OBJECTIVE:
Report every line in the listing below where the string "Measurements" shows up.
________________________
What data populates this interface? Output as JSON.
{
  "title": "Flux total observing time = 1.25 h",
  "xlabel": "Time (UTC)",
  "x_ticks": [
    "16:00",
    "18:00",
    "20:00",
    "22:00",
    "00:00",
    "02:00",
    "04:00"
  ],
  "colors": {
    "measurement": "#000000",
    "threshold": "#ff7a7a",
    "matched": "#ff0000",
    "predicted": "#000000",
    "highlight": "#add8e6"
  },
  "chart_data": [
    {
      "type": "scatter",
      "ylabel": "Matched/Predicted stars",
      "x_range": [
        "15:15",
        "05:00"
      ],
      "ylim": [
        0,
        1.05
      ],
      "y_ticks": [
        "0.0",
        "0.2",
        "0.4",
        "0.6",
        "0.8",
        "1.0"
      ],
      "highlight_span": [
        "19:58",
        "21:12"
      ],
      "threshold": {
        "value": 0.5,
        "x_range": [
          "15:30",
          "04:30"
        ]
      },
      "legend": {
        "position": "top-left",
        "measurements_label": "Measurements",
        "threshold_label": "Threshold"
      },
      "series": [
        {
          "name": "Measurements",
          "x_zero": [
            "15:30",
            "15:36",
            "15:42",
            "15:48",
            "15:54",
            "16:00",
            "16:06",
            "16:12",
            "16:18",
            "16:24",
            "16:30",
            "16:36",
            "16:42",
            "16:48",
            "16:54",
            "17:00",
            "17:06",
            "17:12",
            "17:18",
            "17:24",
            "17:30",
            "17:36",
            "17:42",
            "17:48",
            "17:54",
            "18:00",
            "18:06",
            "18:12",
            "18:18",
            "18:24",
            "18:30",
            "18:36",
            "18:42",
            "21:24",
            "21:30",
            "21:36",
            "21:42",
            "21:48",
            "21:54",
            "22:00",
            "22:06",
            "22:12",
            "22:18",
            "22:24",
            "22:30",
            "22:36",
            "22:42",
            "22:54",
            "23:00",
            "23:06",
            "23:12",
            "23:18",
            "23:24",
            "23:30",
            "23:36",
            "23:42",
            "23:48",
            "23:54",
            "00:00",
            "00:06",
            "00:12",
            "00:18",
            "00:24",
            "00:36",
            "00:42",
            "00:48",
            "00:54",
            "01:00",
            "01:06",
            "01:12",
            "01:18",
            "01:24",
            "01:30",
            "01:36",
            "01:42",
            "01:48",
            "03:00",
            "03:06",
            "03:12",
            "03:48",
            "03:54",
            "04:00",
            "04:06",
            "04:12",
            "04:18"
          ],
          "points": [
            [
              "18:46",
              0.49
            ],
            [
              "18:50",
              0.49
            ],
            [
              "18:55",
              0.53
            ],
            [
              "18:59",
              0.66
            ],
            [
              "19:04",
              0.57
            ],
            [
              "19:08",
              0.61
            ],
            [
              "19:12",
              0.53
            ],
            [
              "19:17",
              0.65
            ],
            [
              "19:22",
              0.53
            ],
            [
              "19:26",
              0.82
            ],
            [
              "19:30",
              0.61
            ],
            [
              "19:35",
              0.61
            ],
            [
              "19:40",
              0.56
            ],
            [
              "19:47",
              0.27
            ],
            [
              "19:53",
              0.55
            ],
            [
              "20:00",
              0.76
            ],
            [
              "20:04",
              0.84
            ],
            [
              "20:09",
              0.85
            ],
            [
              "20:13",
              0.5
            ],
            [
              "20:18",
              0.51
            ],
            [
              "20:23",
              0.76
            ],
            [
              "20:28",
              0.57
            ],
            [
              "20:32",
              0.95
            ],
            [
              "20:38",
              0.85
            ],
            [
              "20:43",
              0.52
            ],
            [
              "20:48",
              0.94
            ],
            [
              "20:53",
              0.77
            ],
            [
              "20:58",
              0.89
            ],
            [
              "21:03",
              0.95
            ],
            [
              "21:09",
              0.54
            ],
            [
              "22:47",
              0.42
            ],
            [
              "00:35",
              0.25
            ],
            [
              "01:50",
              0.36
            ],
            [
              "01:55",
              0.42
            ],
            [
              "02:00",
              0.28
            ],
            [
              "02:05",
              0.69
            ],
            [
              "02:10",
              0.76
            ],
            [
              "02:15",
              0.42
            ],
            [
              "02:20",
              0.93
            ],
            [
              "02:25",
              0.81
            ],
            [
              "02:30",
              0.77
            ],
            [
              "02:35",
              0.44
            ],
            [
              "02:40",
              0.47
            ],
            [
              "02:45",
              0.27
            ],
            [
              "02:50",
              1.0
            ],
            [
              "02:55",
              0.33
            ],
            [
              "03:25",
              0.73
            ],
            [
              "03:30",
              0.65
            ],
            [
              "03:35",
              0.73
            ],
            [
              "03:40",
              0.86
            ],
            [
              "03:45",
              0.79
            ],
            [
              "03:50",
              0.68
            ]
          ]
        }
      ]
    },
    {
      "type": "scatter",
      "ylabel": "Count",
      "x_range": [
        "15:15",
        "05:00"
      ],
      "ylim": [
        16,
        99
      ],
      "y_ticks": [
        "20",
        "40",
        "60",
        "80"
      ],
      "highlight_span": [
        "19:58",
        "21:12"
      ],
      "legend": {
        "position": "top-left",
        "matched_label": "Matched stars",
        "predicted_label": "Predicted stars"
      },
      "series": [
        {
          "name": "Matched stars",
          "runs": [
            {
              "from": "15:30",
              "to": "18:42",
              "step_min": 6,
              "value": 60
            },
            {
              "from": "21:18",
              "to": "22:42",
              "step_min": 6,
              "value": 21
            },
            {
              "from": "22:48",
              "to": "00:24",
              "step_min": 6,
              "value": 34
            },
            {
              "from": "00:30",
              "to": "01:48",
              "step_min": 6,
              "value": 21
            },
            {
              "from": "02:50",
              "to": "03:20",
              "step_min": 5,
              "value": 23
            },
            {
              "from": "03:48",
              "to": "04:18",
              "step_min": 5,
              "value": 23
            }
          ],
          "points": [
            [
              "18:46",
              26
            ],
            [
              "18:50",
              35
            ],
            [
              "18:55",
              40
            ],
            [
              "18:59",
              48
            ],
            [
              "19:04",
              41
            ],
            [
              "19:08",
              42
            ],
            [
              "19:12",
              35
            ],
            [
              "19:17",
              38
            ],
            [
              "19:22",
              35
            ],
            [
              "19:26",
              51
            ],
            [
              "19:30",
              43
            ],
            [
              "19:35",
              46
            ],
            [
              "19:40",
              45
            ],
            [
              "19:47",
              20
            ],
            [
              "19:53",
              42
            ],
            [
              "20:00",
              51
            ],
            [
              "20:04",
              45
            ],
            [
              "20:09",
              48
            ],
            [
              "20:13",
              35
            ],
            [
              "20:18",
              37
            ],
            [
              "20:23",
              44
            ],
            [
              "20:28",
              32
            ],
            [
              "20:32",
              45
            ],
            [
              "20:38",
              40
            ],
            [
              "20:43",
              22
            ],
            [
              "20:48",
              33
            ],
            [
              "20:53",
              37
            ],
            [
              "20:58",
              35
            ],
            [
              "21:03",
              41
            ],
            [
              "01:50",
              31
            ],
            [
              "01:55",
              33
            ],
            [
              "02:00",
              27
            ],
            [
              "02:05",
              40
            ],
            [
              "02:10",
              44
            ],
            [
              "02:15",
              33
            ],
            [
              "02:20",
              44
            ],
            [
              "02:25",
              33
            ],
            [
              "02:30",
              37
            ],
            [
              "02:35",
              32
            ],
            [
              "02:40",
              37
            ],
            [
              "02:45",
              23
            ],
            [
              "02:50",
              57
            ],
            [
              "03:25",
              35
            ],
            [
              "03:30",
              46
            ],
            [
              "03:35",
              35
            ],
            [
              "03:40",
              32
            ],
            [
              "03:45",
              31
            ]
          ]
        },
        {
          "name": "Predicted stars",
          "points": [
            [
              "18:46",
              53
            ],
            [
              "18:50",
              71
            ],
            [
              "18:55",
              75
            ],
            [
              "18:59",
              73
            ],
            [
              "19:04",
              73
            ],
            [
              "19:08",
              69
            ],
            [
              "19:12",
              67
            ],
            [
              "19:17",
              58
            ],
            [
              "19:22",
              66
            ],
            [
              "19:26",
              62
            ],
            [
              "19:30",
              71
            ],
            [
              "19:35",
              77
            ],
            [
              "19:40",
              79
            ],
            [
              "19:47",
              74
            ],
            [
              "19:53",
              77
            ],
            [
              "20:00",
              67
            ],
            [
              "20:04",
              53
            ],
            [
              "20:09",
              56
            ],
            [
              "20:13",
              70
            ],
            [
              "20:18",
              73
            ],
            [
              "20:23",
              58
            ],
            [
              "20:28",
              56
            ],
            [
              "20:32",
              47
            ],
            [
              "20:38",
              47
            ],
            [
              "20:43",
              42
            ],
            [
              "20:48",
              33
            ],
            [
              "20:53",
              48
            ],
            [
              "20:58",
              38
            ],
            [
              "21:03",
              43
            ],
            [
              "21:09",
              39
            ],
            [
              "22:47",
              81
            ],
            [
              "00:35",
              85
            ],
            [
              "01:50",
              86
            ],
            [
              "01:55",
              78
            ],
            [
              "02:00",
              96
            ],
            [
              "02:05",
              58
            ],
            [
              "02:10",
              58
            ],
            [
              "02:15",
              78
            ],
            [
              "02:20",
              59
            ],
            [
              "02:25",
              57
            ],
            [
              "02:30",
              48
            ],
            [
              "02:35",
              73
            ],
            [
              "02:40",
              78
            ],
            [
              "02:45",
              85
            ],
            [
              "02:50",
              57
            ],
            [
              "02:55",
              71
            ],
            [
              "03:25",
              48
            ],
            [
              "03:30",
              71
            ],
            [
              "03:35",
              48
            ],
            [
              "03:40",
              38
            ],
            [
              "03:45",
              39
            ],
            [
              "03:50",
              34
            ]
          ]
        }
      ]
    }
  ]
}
________________________
THE OUTPUT:
        "measurements_label": "Measurements",
          "name": "Measurements",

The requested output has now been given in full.